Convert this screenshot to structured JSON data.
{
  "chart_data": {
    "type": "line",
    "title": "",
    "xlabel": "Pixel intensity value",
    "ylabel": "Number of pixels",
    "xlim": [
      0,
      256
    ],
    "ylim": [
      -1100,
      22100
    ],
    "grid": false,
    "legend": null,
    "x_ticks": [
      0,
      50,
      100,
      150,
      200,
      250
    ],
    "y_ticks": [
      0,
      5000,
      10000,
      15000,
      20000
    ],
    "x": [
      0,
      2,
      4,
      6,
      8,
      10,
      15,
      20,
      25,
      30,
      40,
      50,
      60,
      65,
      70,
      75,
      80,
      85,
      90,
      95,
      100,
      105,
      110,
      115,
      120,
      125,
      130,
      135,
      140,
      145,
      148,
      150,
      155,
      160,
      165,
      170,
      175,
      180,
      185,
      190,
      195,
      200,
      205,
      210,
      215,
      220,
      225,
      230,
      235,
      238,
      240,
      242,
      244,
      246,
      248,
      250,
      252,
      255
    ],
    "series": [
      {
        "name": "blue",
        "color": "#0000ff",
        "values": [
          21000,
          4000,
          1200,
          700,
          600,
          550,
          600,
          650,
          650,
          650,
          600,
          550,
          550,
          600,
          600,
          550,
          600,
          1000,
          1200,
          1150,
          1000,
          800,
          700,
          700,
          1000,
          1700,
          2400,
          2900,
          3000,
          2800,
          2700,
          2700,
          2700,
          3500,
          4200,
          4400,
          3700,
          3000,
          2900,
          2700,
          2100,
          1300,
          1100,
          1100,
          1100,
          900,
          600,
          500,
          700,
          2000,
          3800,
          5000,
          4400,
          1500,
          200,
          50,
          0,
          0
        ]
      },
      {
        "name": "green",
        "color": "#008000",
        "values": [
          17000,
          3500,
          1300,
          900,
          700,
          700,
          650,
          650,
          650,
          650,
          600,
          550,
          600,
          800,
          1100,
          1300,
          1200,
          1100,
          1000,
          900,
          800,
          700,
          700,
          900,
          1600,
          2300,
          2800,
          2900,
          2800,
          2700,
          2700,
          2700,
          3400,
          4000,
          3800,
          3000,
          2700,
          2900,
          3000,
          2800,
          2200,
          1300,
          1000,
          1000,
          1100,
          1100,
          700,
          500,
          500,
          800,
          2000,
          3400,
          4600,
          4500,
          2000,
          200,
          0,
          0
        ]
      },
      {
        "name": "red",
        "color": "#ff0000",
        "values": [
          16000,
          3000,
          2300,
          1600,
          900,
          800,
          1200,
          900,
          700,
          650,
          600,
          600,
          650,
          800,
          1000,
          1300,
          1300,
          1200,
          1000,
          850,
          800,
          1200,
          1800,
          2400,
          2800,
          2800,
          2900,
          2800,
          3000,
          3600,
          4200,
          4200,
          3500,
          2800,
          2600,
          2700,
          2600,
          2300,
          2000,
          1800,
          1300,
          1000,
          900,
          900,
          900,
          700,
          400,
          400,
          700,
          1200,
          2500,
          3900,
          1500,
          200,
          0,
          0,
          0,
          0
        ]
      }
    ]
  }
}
_ _ _ _
▶ **Objective**
Look through the lines above and collect those with the word "color".

▶ **Output below**
        "color": "#0000ff",
        "color": "#008000",
        "color": "#ff0000",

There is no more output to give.